[EXTRACTED TEXT start]

Yeah, I’d be very interested if they found a way to grow meat without the need for animal-derived growth media. IIRC most bioprinting companies still use fetal bovine serum or something similar?
I’ll also be very curious to see what the vegetarian and vegan communities and big agriculture have to say about lab-grown meat over the next few decades. It’ll be a blast of purity vs pragmatism vs trolls vs those who don’t know what to believe.
IMHO, it’s still a step in the right direction. I am an Omnivore, but I also accept that my choices have impacts in terms of animal welfare and environmental impact. I try to mitigate this somewhat through purchasing brands focused on animal welfare wherever possible, but initiatives like the beyond/impossible products, and now this, will, hopefully, allow omnivores like me to reduce my meat intake while affecting a lesser number of animals, until we hopefully reach the day where no animal-derived components are required at all for these initiatives.
There’s a similar debate that I’m interested in with regard to the Impossible and Beyond products (both of which I like and eat). They are by necessity very very heavily processed food products. Vegans and health-conscious eaters tend to want to avoid processed foods (probably good advice, in general) but you can’t get much more processed and “scienced” than these fake meat products. How does one square those two things?
Fair enough. Until this year I never really took “avoid processed foods” all that seriously. In January I started trying to really change that in a bunch of ways I never had before, and then since the beginning of March I went from eating out or getting takeout 1-3 x/wk down to twice, total, and have noticed a lot of positive changes.

[EXTRACTED TEXT end]

WORK INSTRUCTIONS:
Repeat the passage of the lab-grown meat discussion that begins at the words "There’s a similar" and stops after "those two things?", swapping "fake meat products" for "meat substitutes".

[RECORDS SUPPLIED start]

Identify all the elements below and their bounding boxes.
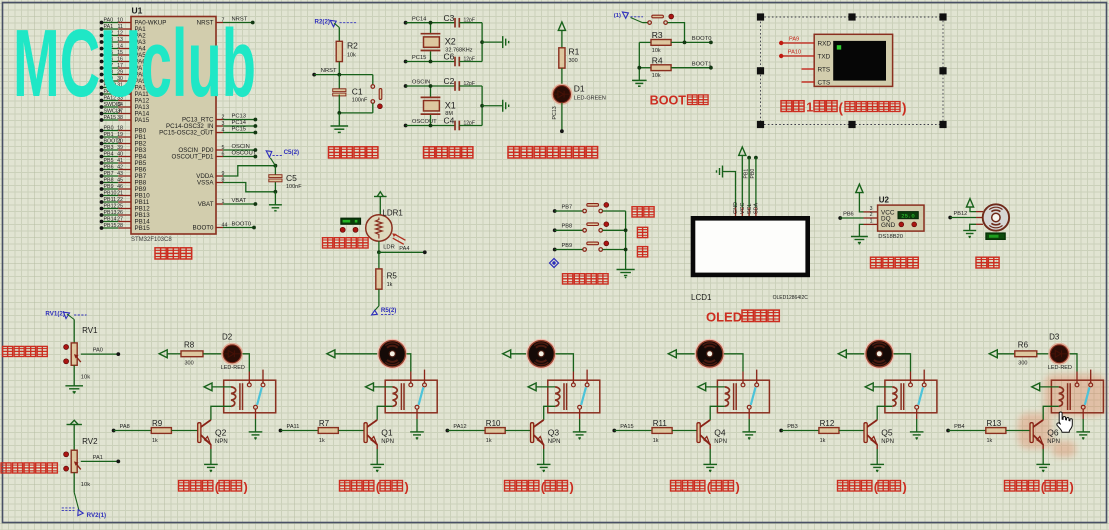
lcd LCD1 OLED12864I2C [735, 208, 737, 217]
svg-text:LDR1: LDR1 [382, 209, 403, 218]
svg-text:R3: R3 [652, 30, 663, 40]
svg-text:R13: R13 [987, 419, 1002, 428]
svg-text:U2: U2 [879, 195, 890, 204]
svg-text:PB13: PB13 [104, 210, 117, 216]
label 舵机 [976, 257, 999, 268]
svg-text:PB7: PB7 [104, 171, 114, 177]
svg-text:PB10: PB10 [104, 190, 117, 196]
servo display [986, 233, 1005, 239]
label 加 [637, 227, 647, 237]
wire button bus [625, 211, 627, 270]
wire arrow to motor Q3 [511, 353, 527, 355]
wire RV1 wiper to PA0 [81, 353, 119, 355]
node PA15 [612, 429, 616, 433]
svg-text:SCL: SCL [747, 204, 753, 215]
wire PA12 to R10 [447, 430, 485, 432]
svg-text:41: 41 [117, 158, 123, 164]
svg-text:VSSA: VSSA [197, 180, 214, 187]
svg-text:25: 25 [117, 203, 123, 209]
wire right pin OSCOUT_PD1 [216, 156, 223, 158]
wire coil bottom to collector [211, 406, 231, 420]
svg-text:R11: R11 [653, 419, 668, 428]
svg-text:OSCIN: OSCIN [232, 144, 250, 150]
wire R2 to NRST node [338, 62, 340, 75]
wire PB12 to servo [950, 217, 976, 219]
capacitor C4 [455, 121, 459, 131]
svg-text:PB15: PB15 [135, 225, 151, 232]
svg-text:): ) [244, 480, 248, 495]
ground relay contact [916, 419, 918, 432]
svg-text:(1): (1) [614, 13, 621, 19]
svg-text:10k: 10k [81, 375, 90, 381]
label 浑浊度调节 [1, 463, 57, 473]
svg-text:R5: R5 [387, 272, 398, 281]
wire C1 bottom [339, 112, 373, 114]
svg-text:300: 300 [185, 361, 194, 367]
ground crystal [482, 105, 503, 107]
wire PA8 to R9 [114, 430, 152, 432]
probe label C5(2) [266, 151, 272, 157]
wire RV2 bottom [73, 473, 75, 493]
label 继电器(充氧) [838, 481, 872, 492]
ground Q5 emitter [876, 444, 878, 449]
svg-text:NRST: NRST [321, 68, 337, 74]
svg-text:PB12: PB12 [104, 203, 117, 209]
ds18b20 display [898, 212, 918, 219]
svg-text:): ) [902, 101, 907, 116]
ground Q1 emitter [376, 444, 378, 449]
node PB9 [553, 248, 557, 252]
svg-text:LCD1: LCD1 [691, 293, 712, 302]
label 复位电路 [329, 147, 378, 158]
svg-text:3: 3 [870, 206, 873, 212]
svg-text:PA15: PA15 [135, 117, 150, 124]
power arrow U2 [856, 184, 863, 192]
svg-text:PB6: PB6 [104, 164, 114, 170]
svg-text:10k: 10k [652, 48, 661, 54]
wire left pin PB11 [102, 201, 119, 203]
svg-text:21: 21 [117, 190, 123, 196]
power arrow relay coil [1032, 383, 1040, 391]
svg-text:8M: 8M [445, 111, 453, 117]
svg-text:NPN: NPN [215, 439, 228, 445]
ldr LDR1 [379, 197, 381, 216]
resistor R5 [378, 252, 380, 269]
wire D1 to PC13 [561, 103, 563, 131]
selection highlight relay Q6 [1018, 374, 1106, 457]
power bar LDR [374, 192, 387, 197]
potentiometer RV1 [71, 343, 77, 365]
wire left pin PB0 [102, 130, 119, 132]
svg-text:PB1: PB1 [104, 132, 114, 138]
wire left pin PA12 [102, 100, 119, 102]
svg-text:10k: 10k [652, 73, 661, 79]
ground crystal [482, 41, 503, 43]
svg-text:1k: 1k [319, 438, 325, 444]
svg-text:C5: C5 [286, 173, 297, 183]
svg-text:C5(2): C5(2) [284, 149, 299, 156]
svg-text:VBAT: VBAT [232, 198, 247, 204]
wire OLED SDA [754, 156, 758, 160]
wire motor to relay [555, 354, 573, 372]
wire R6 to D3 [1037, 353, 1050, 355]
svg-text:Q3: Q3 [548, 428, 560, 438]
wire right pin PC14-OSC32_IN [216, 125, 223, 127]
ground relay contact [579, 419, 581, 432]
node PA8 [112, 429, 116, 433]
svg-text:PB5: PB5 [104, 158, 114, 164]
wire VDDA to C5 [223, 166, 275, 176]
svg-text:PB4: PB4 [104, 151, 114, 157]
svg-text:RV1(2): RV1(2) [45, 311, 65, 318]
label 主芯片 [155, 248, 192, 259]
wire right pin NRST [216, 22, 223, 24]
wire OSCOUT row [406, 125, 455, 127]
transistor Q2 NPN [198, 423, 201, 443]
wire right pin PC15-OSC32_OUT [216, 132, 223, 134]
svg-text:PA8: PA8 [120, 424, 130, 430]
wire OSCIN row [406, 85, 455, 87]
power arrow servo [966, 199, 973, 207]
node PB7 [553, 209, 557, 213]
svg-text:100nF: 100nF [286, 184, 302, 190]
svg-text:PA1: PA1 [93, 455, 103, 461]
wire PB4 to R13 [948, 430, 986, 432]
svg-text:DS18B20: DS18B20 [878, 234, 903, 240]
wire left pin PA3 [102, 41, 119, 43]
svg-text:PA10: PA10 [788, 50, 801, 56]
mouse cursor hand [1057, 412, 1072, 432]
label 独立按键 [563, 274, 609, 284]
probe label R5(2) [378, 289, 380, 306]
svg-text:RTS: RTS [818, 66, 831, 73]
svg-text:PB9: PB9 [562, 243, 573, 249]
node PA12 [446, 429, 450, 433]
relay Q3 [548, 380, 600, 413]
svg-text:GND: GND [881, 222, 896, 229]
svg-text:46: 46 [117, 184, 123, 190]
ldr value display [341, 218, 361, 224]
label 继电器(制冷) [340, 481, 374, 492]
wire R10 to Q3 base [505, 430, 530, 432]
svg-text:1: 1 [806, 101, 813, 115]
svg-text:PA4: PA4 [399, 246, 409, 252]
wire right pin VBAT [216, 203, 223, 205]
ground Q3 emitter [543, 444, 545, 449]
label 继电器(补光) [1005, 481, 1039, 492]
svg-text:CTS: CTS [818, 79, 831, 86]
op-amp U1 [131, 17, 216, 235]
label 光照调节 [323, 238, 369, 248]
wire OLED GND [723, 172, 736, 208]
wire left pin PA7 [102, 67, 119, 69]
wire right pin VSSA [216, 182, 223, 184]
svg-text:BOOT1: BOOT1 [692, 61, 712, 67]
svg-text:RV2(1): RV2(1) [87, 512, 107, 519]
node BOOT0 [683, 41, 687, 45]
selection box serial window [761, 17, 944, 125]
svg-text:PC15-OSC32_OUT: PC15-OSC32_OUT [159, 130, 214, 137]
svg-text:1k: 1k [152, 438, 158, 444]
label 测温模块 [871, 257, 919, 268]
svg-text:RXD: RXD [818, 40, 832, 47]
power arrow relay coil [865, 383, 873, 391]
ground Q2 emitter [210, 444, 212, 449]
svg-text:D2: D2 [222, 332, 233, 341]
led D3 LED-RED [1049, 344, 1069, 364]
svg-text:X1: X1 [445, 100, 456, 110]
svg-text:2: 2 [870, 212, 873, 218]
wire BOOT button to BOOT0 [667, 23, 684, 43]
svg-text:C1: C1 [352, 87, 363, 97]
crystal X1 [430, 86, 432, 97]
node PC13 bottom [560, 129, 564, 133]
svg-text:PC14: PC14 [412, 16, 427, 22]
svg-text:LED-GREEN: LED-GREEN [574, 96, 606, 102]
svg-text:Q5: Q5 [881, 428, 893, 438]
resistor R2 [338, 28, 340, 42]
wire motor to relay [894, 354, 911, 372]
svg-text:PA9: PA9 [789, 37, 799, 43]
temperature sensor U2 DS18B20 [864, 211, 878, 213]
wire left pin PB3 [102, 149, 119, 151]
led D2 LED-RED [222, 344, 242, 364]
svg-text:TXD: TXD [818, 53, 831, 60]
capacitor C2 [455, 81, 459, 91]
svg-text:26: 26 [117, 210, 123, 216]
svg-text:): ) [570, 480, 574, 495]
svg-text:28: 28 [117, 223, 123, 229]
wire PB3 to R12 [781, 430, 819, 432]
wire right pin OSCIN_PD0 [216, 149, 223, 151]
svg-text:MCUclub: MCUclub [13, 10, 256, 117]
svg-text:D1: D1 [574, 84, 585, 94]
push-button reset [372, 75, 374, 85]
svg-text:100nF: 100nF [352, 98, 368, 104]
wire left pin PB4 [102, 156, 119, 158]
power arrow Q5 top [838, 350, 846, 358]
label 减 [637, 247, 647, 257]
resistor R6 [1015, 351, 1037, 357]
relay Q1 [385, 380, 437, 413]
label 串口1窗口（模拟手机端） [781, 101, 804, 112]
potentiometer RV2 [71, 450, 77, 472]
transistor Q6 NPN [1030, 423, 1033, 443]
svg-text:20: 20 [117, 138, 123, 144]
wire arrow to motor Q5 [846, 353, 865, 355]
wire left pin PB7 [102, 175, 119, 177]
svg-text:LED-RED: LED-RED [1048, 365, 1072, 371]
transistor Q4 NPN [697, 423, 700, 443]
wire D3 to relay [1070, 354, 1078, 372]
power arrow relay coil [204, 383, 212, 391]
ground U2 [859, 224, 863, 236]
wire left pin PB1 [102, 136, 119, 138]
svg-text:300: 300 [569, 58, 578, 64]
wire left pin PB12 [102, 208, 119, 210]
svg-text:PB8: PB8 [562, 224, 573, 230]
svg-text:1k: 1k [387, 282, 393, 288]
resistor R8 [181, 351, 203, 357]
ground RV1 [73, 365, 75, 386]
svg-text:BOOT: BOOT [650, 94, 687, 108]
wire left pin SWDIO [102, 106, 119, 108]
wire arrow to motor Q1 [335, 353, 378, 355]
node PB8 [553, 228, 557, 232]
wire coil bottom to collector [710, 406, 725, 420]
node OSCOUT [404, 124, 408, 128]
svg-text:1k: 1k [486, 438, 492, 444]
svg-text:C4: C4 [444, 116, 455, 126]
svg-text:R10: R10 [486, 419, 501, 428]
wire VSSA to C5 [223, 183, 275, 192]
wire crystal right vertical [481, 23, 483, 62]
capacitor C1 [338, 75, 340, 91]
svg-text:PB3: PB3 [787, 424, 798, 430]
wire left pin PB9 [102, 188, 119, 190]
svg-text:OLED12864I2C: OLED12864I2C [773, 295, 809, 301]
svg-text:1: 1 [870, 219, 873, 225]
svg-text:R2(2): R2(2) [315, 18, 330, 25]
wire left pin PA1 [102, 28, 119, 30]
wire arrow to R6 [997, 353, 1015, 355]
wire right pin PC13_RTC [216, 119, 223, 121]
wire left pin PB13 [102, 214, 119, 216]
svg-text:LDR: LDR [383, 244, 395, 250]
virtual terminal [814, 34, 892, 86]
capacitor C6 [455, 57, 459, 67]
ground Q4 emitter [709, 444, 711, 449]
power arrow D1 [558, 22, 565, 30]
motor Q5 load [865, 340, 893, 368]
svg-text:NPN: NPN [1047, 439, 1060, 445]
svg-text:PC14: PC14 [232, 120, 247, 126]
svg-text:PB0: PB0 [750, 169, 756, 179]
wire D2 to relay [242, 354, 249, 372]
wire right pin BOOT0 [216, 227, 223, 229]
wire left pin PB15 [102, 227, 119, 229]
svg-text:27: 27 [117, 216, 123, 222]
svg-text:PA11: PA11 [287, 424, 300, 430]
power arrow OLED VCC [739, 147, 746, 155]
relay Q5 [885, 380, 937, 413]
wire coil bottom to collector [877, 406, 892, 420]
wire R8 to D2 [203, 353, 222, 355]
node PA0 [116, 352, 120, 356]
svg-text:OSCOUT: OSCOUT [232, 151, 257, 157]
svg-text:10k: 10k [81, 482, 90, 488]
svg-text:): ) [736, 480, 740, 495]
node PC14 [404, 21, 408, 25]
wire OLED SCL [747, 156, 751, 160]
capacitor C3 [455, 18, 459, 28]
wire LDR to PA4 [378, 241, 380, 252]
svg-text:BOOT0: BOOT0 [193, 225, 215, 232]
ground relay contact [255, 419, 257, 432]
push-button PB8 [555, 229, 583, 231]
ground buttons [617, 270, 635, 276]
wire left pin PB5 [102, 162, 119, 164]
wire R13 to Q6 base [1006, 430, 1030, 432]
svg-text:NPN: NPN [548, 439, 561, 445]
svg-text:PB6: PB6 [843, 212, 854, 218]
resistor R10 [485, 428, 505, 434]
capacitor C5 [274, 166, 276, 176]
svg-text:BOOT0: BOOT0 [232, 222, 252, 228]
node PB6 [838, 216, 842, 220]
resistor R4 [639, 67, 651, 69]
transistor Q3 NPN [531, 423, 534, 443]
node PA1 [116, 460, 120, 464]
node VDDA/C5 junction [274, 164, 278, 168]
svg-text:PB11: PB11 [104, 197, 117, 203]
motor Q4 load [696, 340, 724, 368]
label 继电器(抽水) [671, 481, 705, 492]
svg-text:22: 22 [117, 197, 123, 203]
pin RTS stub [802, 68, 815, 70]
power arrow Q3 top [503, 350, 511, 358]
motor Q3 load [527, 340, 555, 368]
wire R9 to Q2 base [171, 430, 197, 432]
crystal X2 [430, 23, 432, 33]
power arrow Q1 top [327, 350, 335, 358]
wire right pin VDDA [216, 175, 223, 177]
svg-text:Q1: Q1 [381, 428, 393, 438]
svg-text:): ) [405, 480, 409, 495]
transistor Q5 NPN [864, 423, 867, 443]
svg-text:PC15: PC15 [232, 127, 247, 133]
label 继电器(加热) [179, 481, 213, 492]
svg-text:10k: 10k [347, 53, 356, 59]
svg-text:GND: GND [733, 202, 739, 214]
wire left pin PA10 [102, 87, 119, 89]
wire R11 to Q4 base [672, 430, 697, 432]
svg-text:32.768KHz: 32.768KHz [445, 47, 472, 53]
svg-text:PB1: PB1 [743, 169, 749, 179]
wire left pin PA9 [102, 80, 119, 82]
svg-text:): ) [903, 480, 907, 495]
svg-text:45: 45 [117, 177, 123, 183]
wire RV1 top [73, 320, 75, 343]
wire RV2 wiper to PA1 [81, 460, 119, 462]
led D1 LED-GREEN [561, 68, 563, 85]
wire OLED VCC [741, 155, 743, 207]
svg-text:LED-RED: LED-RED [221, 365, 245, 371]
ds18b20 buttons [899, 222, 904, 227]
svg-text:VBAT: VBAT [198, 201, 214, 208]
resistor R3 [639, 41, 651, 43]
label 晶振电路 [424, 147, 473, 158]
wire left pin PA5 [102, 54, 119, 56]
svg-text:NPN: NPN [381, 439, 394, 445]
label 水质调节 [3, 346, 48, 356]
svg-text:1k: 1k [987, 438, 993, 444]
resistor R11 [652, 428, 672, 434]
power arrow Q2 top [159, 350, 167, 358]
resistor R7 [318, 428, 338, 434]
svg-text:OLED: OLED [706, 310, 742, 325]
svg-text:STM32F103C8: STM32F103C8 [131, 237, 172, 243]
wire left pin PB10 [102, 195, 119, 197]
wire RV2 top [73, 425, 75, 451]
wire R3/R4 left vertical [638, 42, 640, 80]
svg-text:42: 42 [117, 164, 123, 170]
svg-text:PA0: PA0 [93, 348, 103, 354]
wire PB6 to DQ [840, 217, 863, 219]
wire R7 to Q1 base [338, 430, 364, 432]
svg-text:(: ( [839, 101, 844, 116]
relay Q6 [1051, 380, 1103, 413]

[RECORDS SUPPLIED end]

WRITTEN SOLUTION:
There’s a similar debate that I’m interested in with regard to the Impossible and Beyond products (both of which I like and eat). They are by necessity very very heavily processed food products. Vegans and health-conscious eaters tend to want to avoid processed foods (probably good advice, in general) but you can’t get much more processed and “scienced” than these meat substitutes. How does one square those two things?